= WHAT THE TASK REQUIRES =
Repeat the data word for word. Do not include the pictures.

★ ★ ★ ★

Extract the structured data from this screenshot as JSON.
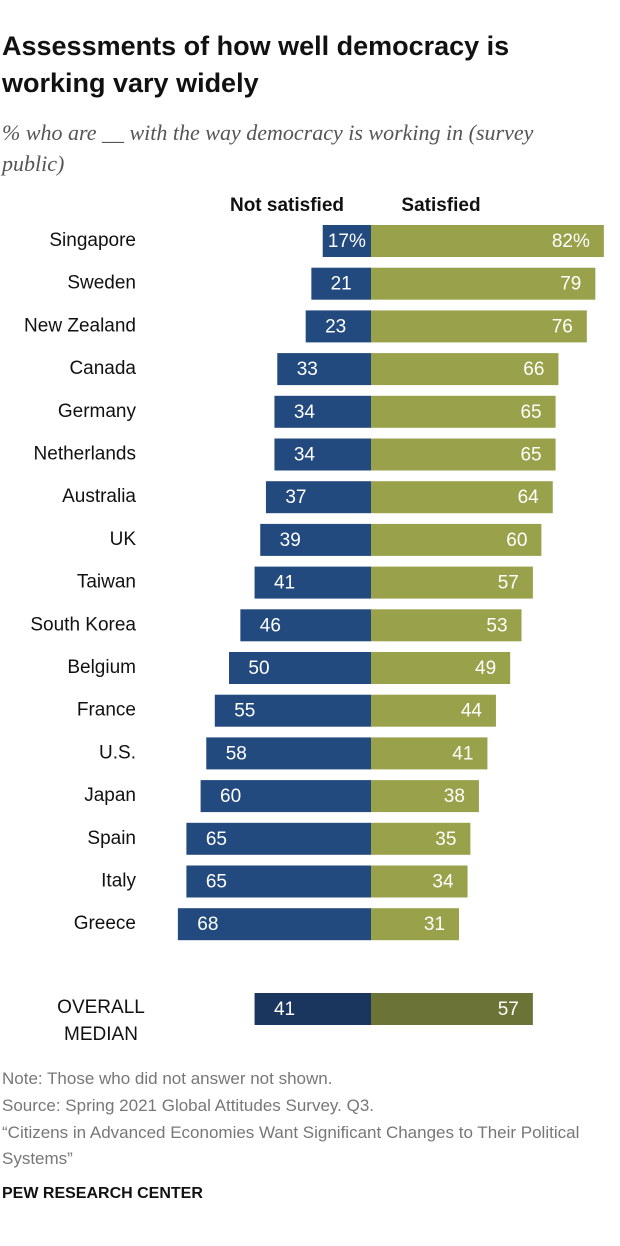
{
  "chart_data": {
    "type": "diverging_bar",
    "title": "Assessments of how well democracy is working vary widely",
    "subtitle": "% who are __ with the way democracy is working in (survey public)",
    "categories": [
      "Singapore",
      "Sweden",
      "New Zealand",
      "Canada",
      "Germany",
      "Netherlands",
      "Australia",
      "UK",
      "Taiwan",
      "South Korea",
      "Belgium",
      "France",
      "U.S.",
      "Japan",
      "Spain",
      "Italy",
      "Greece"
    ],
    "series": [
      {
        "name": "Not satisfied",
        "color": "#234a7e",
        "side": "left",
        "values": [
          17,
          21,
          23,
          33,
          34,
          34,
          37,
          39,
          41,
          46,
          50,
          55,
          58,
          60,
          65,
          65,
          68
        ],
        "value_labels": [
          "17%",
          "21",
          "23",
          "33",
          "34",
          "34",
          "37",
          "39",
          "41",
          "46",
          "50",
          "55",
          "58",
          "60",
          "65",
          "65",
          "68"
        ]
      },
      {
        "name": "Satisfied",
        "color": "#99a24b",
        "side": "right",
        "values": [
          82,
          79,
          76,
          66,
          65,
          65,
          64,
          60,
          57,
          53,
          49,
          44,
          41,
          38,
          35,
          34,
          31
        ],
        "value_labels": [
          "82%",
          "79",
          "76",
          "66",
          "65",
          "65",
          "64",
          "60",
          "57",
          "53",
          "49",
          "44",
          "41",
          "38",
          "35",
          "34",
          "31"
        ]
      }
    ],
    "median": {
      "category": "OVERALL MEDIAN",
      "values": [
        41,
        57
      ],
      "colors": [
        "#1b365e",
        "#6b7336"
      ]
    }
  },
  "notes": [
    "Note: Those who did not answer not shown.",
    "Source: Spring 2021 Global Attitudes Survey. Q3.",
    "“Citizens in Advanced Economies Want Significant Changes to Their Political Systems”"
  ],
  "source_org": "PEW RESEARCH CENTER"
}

★ ★ ★ ★

= FULL OUTPUT =
Extract the structured data from this screenshot as JSON.
{
  "chart_data": {
    "type": "diverging_bar",
    "title": "Assessments of how well democracy is working vary widely",
    "subtitle": "% who are __ with the way democracy is working in (survey public)",
    "categories": [
      "Singapore",
      "Sweden",
      "New Zealand",
      "Canada",
      "Germany",
      "Netherlands",
      "Australia",
      "UK",
      "Taiwan",
      "South Korea",
      "Belgium",
      "France",
      "U.S.",
      "Japan",
      "Spain",
      "Italy",
      "Greece"
    ],
    "series": [
      {
        "name": "Not satisfied",
        "color": "#234a7e",
        "side": "left",
        "values": [
          17,
          21,
          23,
          33,
          34,
          34,
          37,
          39,
          41,
          46,
          50,
          55,
          58,
          60,
          65,
          65,
          68
        ],
        "value_labels": [
          "17%",
          "21",
          "23",
          "33",
          "34",
          "34",
          "37",
          "39",
          "41",
          "46",
          "50",
          "55",
          "58",
          "60",
          "65",
          "65",
          "68"
        ]
      },
      {
        "name": "Satisfied",
        "color": "#99a24b",
        "side": "right",
        "values": [
          82,
          79,
          76,
          66,
          65,
          65,
          64,
          60,
          57,
          53,
          49,
          44,
          41,
          38,
          35,
          34,
          31
        ],
        "value_labels": [
          "82%",
          "79",
          "76",
          "66",
          "65",
          "65",
          "64",
          "60",
          "57",
          "53",
          "49",
          "44",
          "41",
          "38",
          "35",
          "34",
          "31"
        ]
      }
    ],
    "median": {
      "category": "OVERALL MEDIAN",
      "values": [
        41,
        57
      ],
      "colors": [
        "#1b365e",
        "#6b7336"
      ]
    }
  },
  "notes": [
    "Note: Those who did not answer not shown.",
    "Source: Spring 2021 Global Attitudes Survey. Q3.",
    "“Citizens in Advanced Economies Want Significant Changes to Their Political Systems”"
  ],
  "source_org": "PEW RESEARCH CENTER"
}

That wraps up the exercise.